TO BE DONE - Tell how many lines in these records contain the string "name", with only the number as the reply.

Figure record listings -
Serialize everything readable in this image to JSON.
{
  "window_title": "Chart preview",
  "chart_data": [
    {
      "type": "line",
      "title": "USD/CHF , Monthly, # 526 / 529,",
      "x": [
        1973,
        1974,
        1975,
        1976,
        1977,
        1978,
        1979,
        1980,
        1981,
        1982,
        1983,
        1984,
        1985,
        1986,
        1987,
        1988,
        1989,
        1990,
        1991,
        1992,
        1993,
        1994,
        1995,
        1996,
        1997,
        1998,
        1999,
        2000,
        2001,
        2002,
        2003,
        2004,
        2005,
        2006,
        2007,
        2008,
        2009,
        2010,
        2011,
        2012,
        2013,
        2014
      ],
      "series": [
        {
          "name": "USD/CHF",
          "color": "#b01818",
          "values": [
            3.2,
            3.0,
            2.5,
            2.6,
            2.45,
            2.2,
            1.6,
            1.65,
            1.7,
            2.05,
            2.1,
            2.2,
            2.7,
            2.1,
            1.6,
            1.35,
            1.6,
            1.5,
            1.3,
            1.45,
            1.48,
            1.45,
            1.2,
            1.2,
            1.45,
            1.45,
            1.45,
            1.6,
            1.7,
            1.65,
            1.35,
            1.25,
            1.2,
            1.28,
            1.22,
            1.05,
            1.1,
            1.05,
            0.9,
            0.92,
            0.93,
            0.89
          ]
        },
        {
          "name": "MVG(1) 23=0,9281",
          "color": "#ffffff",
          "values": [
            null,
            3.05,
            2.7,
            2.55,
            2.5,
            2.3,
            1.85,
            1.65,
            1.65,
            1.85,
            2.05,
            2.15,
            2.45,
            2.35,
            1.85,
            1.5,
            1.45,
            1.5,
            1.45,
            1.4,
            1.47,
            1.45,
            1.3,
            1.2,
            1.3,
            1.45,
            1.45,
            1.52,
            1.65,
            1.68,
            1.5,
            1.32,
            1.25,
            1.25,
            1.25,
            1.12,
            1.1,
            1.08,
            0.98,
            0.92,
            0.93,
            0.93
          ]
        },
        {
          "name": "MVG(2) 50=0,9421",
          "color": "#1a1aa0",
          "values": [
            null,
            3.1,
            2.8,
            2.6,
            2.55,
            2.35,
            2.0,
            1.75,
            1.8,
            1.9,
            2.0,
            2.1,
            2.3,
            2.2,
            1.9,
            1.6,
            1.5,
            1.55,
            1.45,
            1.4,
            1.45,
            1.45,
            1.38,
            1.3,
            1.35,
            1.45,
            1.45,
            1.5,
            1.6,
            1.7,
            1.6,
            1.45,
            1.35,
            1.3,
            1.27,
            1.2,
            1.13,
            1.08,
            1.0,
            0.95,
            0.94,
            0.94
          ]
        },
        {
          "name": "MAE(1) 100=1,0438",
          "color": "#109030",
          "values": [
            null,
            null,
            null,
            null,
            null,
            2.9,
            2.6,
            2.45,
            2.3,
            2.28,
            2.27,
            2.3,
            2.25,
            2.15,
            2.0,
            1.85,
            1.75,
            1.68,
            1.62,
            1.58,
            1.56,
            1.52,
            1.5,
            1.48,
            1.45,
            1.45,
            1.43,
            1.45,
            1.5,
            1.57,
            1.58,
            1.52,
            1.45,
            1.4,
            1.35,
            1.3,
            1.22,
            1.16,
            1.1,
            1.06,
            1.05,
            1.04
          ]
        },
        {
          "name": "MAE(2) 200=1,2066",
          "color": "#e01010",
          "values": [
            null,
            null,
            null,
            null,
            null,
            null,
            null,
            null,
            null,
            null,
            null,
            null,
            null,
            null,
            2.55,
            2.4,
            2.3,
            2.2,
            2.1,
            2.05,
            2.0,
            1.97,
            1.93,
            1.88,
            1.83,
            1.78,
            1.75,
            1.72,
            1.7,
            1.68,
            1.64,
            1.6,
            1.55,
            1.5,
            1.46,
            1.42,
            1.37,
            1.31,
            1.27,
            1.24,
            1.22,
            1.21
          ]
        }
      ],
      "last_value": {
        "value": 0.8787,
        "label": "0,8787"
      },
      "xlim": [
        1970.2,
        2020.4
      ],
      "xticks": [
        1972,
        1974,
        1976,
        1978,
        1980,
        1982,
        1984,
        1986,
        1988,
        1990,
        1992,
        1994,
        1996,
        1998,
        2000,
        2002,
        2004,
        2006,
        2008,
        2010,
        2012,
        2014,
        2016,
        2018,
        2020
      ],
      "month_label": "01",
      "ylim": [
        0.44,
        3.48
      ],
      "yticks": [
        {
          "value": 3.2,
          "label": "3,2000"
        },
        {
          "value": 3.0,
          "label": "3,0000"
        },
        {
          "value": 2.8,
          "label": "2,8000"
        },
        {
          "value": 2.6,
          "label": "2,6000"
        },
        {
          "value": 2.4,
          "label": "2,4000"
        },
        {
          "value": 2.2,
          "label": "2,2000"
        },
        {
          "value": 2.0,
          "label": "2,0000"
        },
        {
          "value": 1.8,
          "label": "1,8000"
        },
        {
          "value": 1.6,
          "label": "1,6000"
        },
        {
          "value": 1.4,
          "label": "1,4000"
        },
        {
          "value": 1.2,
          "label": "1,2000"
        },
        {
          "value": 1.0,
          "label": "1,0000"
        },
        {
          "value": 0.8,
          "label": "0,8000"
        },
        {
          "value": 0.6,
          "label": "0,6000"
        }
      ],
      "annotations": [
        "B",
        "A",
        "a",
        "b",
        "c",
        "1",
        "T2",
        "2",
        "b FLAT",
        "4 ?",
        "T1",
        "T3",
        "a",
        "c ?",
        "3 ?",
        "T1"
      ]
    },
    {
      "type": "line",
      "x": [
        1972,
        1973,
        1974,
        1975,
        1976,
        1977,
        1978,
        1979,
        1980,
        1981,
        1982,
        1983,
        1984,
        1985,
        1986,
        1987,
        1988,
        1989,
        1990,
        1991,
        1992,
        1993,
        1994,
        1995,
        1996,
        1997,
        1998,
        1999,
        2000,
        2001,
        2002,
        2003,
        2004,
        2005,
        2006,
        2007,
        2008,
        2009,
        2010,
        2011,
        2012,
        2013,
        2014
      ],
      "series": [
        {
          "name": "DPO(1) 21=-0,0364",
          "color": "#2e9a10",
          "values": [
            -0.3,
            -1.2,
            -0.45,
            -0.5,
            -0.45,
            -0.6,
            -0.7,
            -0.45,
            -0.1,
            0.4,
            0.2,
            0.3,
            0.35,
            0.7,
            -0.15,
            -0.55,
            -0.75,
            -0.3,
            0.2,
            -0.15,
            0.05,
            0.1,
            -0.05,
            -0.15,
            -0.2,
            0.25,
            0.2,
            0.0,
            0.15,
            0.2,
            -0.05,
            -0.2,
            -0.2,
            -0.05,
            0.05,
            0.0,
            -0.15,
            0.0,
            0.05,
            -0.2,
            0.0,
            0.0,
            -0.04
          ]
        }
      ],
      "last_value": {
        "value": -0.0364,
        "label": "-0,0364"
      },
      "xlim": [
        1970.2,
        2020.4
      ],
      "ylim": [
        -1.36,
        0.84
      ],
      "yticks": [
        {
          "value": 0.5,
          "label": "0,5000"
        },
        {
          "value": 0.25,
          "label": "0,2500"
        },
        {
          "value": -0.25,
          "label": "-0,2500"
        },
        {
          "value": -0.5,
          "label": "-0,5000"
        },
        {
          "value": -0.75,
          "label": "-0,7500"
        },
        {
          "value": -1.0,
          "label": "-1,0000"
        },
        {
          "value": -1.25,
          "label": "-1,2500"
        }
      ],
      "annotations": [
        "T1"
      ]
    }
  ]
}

SOLUTION TO THIS TASK - 6